* start Record list *

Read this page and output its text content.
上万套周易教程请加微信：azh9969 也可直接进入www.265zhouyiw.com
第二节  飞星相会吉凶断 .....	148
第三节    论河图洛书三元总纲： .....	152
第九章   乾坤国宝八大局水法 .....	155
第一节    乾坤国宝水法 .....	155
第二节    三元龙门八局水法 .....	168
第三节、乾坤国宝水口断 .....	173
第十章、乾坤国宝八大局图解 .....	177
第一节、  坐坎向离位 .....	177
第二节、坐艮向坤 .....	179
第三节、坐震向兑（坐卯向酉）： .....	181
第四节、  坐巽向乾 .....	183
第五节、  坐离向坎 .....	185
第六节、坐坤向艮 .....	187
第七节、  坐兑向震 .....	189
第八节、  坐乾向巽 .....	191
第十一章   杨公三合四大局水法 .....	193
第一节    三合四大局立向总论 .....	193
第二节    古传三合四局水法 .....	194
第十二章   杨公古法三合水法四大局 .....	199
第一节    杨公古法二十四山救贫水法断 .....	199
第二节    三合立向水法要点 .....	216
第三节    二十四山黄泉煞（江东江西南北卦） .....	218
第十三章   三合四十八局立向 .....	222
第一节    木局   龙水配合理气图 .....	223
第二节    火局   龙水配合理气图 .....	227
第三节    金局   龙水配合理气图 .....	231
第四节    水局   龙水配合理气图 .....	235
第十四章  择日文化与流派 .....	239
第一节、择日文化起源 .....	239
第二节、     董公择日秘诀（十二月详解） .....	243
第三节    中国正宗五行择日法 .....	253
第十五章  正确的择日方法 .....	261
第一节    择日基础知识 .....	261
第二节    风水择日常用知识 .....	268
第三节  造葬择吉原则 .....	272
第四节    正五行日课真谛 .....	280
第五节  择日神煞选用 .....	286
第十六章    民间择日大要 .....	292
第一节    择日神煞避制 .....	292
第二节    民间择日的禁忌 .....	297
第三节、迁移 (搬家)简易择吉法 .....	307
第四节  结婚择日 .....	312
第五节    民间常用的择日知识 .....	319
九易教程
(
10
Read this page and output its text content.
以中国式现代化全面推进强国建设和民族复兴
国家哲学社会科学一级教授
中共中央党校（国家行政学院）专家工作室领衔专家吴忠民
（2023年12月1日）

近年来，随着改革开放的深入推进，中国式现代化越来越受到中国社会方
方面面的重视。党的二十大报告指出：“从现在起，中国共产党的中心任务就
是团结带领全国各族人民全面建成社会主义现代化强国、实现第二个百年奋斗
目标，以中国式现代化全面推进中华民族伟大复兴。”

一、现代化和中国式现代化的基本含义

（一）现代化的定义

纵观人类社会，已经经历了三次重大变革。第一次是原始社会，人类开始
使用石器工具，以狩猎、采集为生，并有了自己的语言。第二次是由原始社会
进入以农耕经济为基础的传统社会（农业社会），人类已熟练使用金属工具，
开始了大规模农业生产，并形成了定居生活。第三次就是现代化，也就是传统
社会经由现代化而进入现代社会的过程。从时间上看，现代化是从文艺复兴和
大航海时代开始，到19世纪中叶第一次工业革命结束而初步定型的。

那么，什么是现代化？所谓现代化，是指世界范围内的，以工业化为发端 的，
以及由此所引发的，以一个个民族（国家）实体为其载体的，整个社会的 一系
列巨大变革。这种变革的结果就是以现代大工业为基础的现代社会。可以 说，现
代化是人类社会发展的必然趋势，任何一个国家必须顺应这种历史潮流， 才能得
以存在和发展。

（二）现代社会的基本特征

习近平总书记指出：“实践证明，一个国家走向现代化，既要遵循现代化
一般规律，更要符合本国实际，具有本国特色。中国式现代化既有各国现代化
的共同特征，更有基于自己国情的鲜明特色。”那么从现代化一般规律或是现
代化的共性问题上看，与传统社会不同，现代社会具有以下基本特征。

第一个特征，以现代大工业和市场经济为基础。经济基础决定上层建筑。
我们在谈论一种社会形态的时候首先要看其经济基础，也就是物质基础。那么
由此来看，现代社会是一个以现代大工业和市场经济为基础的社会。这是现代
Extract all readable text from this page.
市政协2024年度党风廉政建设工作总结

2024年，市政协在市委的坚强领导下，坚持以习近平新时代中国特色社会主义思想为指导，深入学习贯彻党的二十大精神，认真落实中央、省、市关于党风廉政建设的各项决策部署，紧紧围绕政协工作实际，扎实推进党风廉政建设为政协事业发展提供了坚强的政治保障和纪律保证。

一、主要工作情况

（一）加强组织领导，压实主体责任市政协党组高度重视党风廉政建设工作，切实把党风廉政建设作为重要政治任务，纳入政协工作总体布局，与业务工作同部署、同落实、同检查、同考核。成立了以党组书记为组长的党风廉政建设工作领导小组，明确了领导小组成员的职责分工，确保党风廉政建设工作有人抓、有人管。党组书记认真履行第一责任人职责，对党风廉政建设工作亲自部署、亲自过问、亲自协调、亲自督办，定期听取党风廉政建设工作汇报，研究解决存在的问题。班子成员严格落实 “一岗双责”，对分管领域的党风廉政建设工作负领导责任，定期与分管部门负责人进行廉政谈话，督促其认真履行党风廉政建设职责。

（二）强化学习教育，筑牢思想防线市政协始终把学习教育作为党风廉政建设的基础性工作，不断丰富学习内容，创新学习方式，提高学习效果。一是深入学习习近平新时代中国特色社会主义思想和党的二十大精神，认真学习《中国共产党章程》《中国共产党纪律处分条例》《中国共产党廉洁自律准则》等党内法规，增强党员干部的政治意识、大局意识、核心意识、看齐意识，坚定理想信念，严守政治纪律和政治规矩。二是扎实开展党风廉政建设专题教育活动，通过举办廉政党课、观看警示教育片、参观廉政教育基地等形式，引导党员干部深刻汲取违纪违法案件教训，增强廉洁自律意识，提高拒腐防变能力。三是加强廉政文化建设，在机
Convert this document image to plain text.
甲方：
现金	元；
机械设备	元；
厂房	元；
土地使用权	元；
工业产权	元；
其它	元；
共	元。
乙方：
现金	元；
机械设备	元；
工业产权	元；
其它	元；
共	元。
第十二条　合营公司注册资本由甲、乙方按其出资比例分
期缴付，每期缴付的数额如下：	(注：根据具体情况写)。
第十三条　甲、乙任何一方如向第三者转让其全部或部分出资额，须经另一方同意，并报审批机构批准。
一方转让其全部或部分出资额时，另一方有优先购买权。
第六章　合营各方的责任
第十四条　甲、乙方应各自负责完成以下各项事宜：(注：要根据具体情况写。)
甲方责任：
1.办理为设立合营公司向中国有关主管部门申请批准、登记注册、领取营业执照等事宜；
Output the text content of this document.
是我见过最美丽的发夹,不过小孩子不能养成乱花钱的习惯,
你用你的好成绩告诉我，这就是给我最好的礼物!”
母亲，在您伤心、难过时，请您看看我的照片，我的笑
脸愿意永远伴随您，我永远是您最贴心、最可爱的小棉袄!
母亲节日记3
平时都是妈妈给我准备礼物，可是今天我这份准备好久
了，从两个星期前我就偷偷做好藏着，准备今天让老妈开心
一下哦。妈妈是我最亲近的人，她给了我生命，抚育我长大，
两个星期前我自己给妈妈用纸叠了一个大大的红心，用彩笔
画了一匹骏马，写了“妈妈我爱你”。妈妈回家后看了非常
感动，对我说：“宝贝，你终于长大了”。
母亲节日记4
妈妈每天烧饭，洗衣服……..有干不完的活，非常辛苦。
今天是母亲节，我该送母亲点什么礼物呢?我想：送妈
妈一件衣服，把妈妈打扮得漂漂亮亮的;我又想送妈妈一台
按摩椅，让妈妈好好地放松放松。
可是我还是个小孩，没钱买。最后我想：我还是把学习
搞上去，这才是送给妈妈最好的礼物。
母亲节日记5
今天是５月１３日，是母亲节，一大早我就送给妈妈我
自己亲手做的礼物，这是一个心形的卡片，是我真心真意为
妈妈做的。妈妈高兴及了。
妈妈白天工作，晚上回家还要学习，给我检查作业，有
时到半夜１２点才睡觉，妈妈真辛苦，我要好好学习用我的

* end Record list *

> **Prompt**
Note each line of the entries that has "this" in it, and copy those lines.

> **Task response**
Read this page and output its text content.
Read this page and output its text content.
Extract all readable text from this page.
Convert this document image to plain text.
Output the text content of this document.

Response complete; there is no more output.